Figure record listings
........

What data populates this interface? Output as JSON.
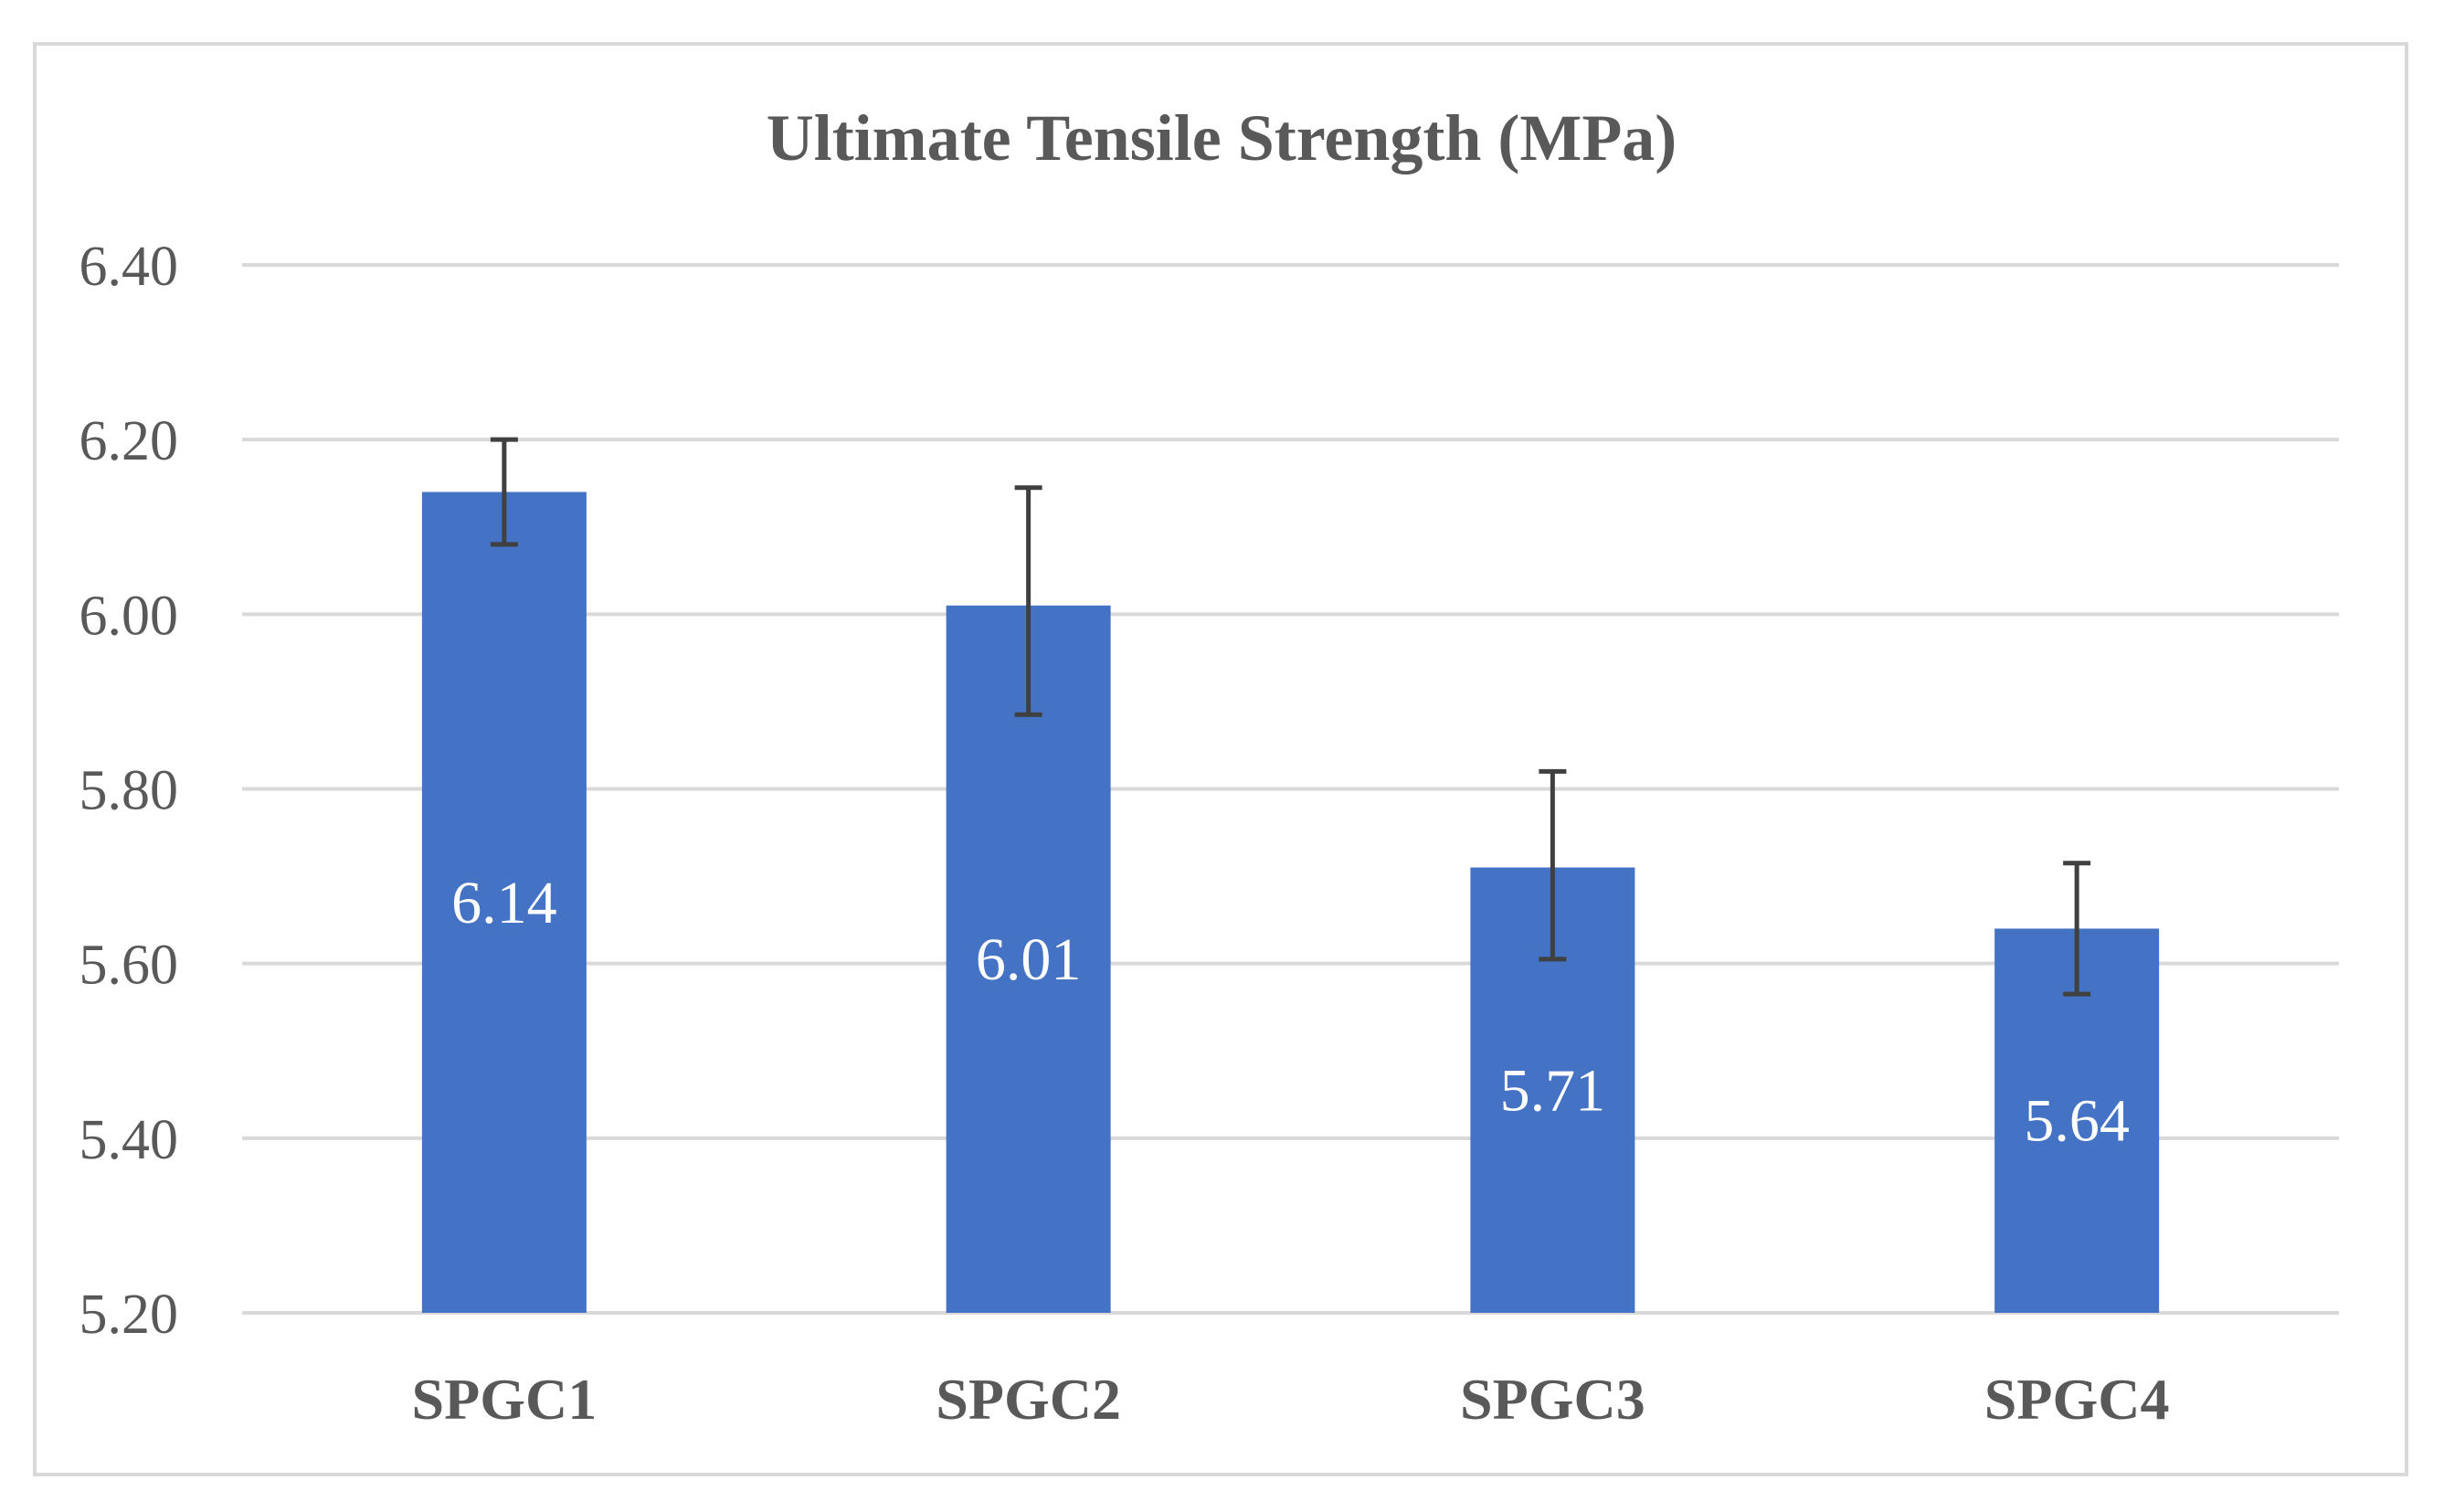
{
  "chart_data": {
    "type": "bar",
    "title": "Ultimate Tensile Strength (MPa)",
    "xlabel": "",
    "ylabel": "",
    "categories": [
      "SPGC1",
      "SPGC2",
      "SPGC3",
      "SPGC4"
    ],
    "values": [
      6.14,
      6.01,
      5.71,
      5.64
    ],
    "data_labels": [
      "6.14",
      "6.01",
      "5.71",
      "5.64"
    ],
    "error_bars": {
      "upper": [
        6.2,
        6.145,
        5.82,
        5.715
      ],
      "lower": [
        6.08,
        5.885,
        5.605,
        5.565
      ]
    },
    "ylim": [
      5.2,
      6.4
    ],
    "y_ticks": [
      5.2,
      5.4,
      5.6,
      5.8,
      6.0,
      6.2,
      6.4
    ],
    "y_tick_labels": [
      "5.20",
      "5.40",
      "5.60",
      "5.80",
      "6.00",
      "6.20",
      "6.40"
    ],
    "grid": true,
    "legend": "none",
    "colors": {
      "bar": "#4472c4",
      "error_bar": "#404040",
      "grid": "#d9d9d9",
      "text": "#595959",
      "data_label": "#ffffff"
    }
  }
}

........

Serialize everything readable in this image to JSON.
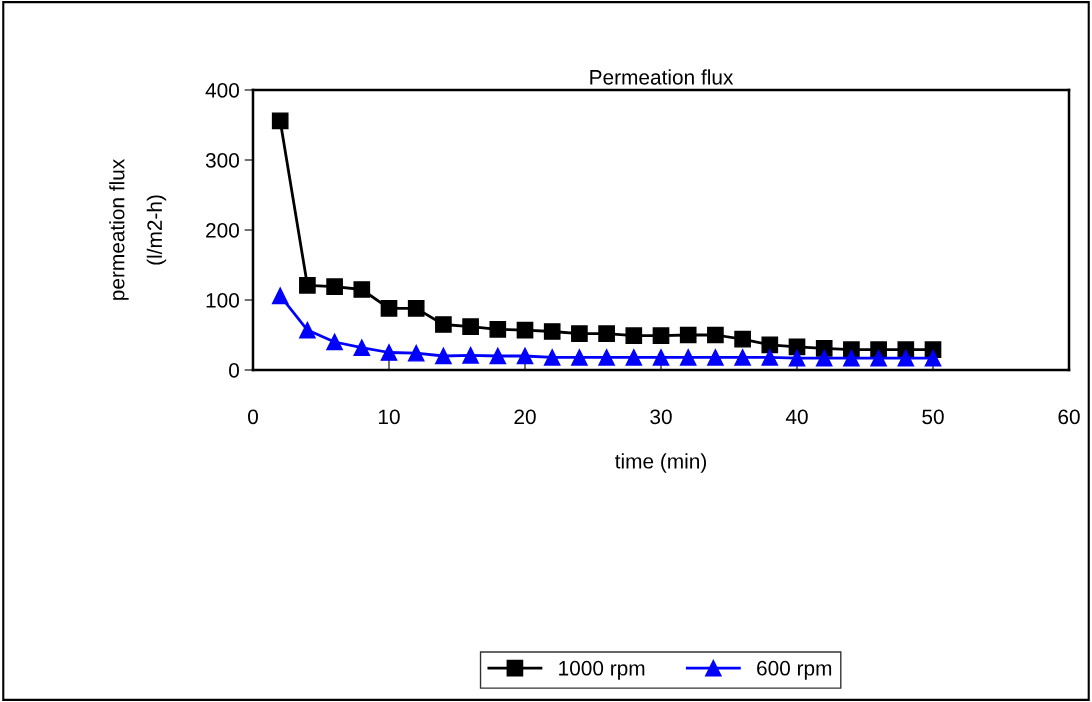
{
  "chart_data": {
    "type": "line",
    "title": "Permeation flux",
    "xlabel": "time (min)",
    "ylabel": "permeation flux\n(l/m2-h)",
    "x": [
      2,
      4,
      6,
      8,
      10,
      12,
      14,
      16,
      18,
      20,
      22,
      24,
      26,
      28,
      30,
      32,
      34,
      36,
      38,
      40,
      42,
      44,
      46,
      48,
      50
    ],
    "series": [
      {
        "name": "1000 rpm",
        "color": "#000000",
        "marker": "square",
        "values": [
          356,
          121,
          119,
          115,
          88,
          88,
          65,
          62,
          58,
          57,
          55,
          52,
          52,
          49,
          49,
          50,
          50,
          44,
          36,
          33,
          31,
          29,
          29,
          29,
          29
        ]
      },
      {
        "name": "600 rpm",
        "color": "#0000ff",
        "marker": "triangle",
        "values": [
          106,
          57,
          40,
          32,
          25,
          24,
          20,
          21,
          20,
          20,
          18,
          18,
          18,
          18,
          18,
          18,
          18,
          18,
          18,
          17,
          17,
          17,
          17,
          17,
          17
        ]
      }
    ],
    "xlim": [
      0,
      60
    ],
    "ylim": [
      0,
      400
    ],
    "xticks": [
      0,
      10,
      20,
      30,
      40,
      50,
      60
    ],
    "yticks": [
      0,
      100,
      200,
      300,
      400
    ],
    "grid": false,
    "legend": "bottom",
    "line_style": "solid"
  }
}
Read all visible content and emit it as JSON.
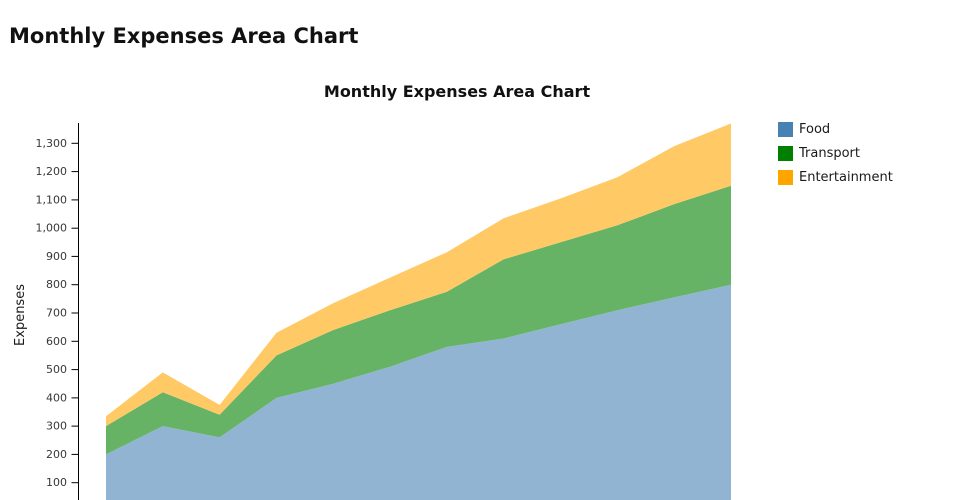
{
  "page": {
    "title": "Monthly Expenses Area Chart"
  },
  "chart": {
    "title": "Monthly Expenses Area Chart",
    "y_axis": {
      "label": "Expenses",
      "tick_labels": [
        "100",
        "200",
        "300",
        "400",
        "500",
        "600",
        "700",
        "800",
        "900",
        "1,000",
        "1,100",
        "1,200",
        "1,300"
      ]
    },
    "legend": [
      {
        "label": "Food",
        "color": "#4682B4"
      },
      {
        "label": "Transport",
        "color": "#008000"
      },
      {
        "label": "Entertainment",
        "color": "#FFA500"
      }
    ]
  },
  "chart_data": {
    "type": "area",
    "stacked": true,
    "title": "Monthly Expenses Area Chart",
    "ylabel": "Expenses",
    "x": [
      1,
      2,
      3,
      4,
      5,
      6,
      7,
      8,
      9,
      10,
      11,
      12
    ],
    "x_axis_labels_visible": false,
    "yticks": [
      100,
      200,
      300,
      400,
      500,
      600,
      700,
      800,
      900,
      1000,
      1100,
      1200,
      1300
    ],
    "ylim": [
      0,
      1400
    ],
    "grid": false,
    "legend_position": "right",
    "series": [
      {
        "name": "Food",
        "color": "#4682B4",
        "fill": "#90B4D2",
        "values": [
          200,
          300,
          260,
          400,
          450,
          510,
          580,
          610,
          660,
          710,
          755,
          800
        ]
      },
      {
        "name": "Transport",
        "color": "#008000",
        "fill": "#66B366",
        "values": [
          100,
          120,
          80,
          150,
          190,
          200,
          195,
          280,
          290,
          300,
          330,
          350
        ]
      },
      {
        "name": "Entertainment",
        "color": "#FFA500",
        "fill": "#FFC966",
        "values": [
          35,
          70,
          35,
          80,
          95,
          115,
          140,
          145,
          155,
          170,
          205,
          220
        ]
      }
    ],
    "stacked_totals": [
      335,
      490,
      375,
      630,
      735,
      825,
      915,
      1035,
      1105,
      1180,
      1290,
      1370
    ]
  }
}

........

GIVEN TASK: Which lines hold the word "fill"? Return all of them from the records above.

CORRECT RESULT:
        "fill": "#90B4D2",
        "fill": "#66B366",
        "fill": "#FFC966",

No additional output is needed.